[Collected data]
------------------------------------------------
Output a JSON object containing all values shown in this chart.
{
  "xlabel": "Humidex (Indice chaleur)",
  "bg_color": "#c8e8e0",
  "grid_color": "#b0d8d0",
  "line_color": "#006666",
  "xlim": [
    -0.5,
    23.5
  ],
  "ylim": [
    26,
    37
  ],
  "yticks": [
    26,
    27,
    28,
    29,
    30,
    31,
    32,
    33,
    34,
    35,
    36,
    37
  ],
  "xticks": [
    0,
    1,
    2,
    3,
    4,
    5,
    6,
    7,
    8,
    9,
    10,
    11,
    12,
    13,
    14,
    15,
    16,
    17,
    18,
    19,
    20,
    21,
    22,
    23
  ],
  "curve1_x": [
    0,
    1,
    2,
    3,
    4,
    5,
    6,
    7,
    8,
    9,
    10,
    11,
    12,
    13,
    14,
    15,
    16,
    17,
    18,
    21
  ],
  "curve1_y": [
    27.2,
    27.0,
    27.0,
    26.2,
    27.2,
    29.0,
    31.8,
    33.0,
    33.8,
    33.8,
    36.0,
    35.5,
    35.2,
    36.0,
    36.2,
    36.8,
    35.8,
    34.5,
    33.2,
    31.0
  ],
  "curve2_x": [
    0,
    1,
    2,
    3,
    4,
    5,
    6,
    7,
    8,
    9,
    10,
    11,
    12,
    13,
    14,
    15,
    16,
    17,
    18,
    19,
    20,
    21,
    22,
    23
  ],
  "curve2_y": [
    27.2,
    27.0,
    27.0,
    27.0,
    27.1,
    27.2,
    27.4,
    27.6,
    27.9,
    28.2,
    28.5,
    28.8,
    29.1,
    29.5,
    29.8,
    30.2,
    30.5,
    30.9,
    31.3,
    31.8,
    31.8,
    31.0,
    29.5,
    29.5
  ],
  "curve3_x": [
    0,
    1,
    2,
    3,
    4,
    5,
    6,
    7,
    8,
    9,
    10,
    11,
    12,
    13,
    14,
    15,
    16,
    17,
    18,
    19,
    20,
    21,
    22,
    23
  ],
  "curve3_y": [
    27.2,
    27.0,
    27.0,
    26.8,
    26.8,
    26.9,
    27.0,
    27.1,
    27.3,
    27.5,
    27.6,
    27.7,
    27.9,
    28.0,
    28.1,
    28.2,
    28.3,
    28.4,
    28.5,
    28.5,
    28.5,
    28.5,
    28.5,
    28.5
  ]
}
------------------------------------------------
WRITTEN EXERCISE -
Retype the listing exactly, in full.

SOLUTION TO THIS EXERCISE -
Output a JSON object containing all values shown in this chart.
{
  "xlabel": "Humidex (Indice chaleur)",
  "bg_color": "#c8e8e0",
  "grid_color": "#b0d8d0",
  "line_color": "#006666",
  "xlim": [
    -0.5,
    23.5
  ],
  "ylim": [
    26,
    37
  ],
  "yticks": [
    26,
    27,
    28,
    29,
    30,
    31,
    32,
    33,
    34,
    35,
    36,
    37
  ],
  "xticks": [
    0,
    1,
    2,
    3,
    4,
    5,
    6,
    7,
    8,
    9,
    10,
    11,
    12,
    13,
    14,
    15,
    16,
    17,
    18,
    19,
    20,
    21,
    22,
    23
  ],
  "curve1_x": [
    0,
    1,
    2,
    3,
    4,
    5,
    6,
    7,
    8,
    9,
    10,
    11,
    12,
    13,
    14,
    15,
    16,
    17,
    18,
    21
  ],
  "curve1_y": [
    27.2,
    27.0,
    27.0,
    26.2,
    27.2,
    29.0,
    31.8,
    33.0,
    33.8,
    33.8,
    36.0,
    35.5,
    35.2,
    36.0,
    36.2,
    36.8,
    35.8,
    34.5,
    33.2,
    31.0
  ],
  "curve2_x": [
    0,
    1,
    2,
    3,
    4,
    5,
    6,
    7,
    8,
    9,
    10,
    11,
    12,
    13,
    14,
    15,
    16,
    17,
    18,
    19,
    20,
    21,
    22,
    23
  ],
  "curve2_y": [
    27.2,
    27.0,
    27.0,
    27.0,
    27.1,
    27.2,
    27.4,
    27.6,
    27.9,
    28.2,
    28.5,
    28.8,
    29.1,
    29.5,
    29.8,
    30.2,
    30.5,
    30.9,
    31.3,
    31.8,
    31.8,
    31.0,
    29.5,
    29.5
  ],
  "curve3_x": [
    0,
    1,
    2,
    3,
    4,
    5,
    6,
    7,
    8,
    9,
    10,
    11,
    12,
    13,
    14,
    15,
    16,
    17,
    18,
    19,
    20,
    21,
    22,
    23
  ],
  "curve3_y": [
    27.2,
    27.0,
    27.0,
    26.8,
    26.8,
    26.9,
    27.0,
    27.1,
    27.3,
    27.5,
    27.6,
    27.7,
    27.9,
    28.0,
    28.1,
    28.2,
    28.3,
    28.4,
    28.5,
    28.5,
    28.5,
    28.5,
    28.5,
    28.5
  ]
}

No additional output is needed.